* _THE EXERCISE_:
Work through the following lines and count those that hold the word "spell". Reply with that number only.
◇ ◇ ◇
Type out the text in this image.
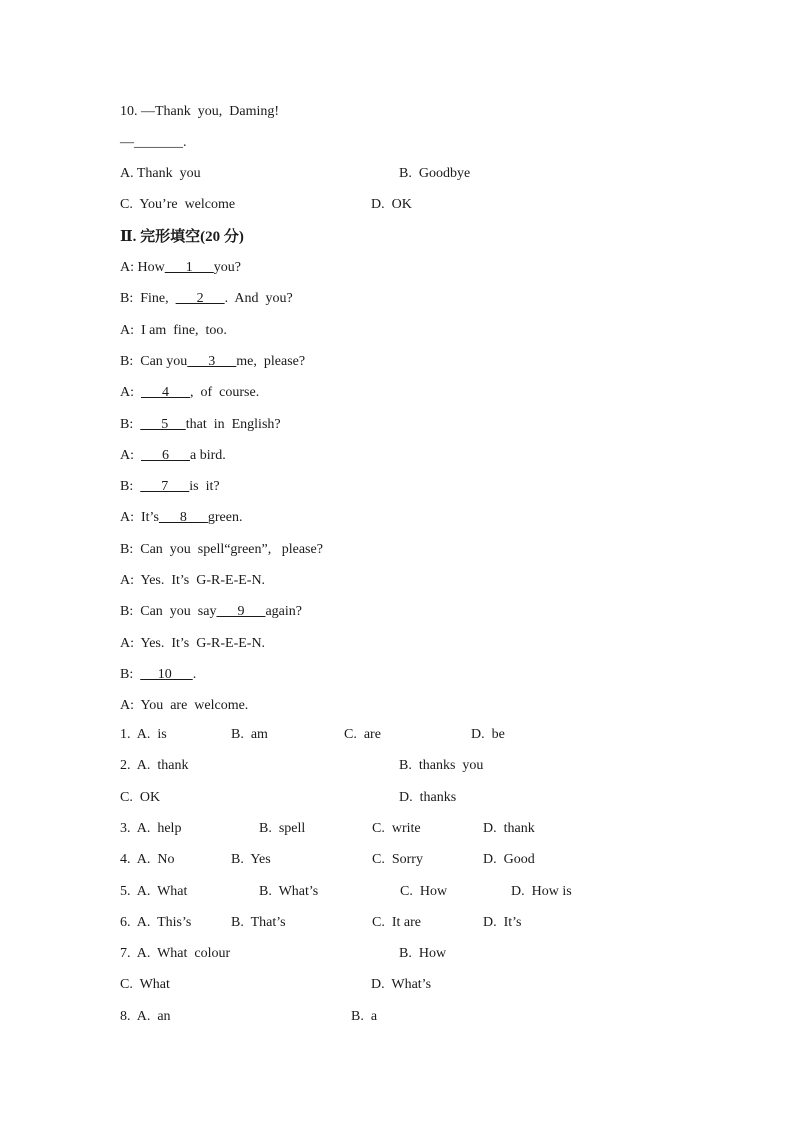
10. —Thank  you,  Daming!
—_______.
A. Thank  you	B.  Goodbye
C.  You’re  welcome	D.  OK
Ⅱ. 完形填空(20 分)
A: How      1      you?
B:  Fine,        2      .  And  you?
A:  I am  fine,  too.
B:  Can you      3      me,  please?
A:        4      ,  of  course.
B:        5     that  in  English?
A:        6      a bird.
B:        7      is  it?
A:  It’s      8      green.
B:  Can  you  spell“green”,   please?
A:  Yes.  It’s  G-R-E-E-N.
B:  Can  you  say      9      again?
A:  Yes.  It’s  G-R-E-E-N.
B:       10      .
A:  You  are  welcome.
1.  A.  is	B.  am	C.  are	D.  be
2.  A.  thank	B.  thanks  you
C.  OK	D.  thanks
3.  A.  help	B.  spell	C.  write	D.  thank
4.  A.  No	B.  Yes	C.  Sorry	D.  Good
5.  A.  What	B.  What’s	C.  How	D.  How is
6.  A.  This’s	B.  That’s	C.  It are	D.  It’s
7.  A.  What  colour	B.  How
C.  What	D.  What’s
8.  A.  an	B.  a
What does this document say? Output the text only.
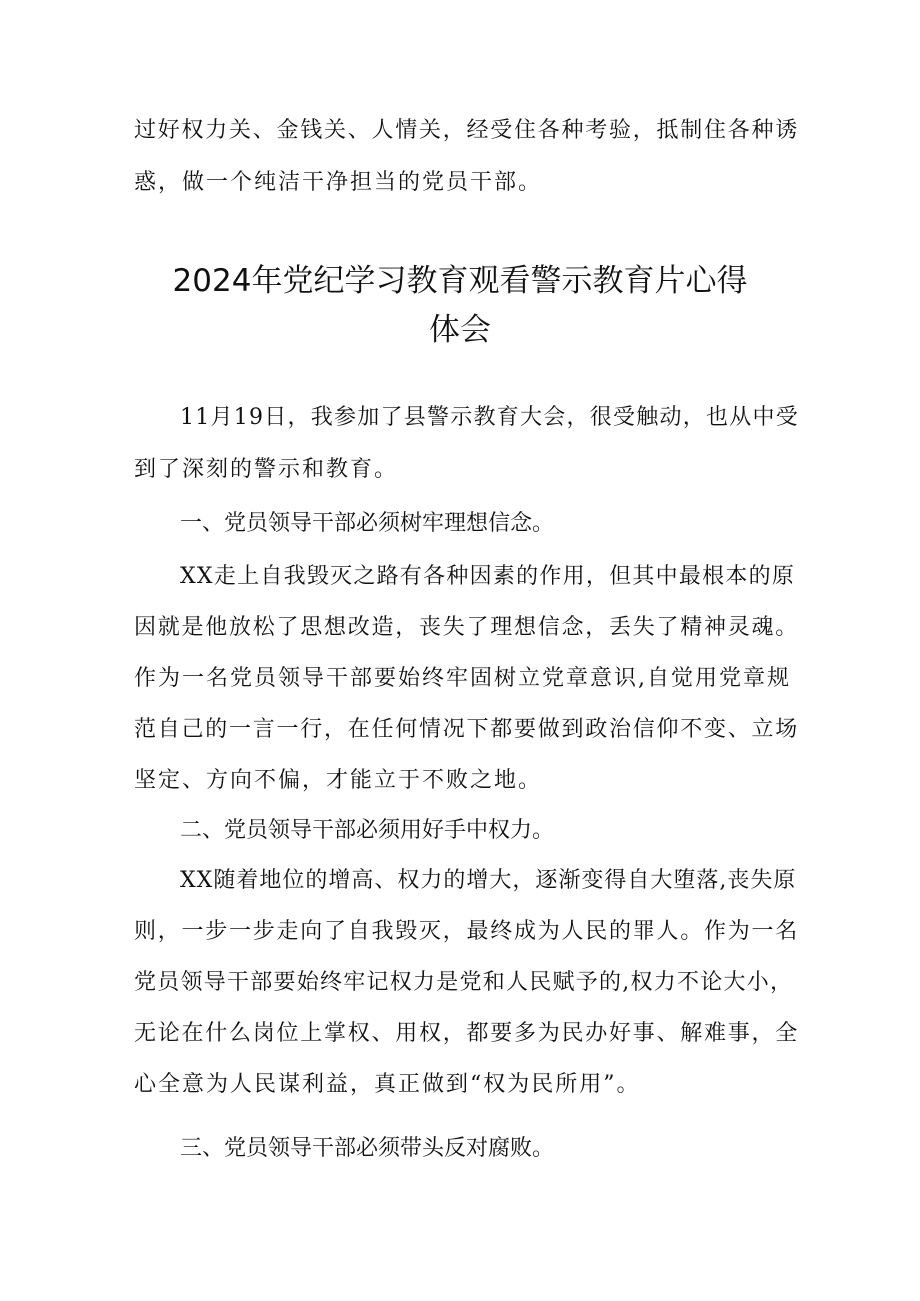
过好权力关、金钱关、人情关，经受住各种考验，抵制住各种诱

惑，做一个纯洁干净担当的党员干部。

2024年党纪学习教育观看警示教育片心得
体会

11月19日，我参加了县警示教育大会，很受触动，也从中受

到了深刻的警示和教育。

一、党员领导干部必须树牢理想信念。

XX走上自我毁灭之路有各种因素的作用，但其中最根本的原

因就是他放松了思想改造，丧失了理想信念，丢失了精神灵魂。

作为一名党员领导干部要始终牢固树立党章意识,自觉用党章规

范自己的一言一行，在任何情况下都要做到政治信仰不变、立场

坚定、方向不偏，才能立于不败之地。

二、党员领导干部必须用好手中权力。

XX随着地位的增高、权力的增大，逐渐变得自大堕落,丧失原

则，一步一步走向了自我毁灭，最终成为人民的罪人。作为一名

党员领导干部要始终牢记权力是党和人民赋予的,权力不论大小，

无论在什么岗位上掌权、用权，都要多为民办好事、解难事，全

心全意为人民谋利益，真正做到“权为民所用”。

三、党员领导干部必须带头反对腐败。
◇ ◇ ◇
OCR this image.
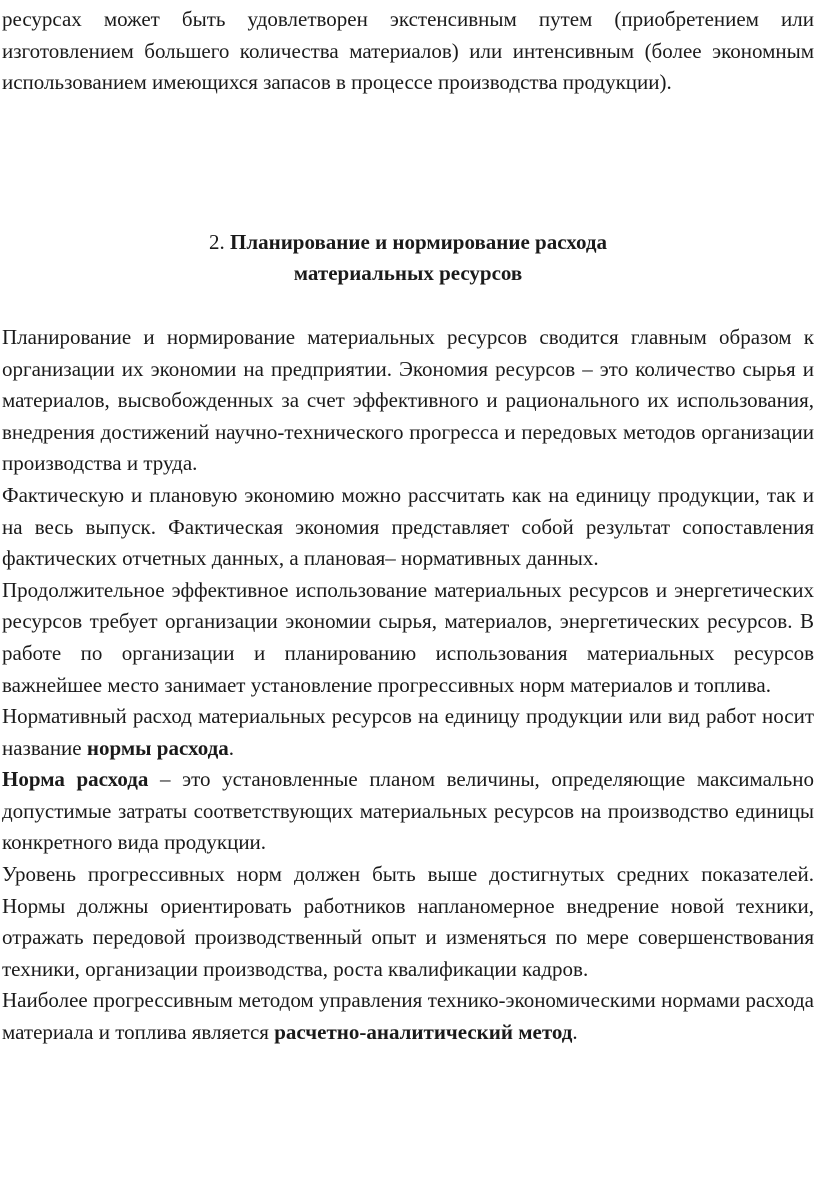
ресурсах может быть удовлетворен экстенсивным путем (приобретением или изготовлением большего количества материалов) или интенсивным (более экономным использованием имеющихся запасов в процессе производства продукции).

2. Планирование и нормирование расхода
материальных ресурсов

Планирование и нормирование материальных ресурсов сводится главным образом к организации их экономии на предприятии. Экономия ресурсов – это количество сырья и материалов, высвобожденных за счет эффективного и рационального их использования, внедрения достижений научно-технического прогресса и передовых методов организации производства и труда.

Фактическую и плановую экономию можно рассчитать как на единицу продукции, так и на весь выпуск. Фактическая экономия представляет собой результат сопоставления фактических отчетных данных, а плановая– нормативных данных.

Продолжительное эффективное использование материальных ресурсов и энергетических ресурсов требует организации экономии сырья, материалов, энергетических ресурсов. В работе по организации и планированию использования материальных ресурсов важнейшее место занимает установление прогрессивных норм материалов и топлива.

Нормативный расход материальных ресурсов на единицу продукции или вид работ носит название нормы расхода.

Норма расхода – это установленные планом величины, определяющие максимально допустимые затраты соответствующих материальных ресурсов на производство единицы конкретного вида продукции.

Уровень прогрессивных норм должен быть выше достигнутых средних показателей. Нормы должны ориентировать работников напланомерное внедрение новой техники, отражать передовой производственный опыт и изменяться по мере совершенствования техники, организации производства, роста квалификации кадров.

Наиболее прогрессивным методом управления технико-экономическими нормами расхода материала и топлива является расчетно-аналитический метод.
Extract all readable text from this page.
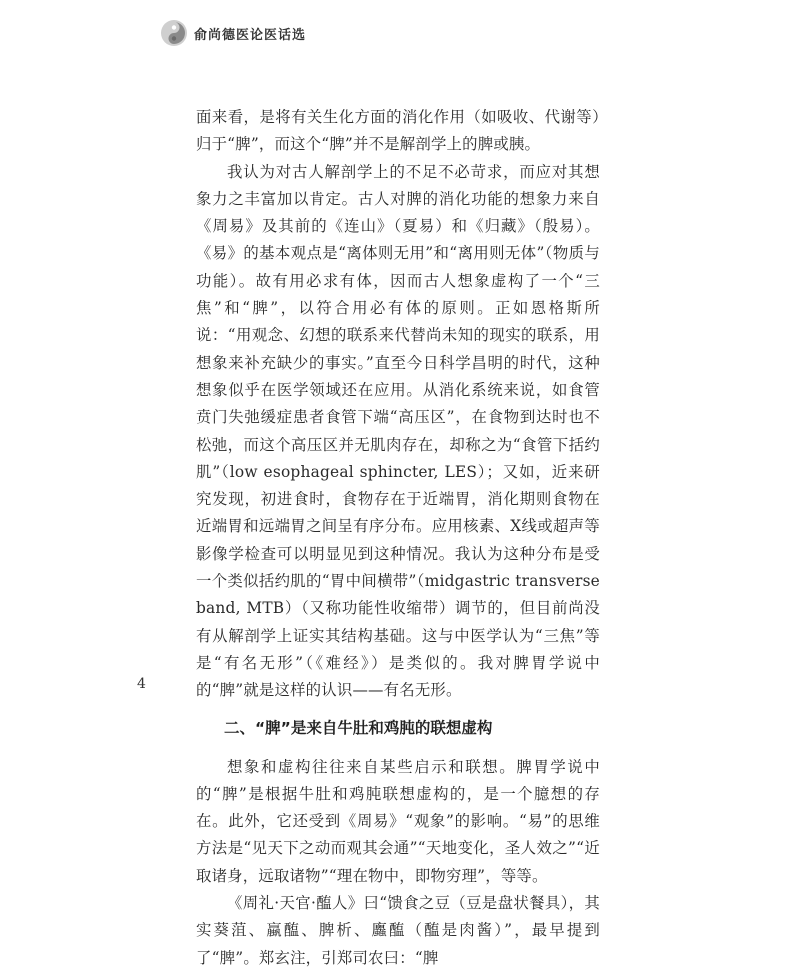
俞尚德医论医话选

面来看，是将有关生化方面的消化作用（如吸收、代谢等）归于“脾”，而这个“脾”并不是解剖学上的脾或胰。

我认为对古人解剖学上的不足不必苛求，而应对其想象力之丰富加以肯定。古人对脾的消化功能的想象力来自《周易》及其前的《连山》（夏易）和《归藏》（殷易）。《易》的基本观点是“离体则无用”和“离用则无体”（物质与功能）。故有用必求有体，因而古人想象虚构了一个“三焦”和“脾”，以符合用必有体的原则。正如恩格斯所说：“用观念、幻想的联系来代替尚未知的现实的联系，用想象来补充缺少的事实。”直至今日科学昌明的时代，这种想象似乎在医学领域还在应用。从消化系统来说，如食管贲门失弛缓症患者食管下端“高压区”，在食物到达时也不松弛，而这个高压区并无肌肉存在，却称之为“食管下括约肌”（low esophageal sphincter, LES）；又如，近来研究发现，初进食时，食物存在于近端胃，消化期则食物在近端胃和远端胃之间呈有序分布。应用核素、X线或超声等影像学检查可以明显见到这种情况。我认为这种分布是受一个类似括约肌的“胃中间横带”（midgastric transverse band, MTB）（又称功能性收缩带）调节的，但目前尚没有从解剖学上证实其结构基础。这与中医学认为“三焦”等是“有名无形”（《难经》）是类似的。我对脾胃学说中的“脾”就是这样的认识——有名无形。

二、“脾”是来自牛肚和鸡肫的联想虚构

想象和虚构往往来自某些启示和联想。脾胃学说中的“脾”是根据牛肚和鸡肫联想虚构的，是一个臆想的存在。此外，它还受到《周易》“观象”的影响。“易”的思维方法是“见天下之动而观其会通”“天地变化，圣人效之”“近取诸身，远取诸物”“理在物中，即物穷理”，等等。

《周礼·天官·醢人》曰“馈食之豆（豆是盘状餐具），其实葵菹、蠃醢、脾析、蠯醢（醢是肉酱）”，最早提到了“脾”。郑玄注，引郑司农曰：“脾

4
◇ ◇ ◇
* _RIGHT ANSWER_:
2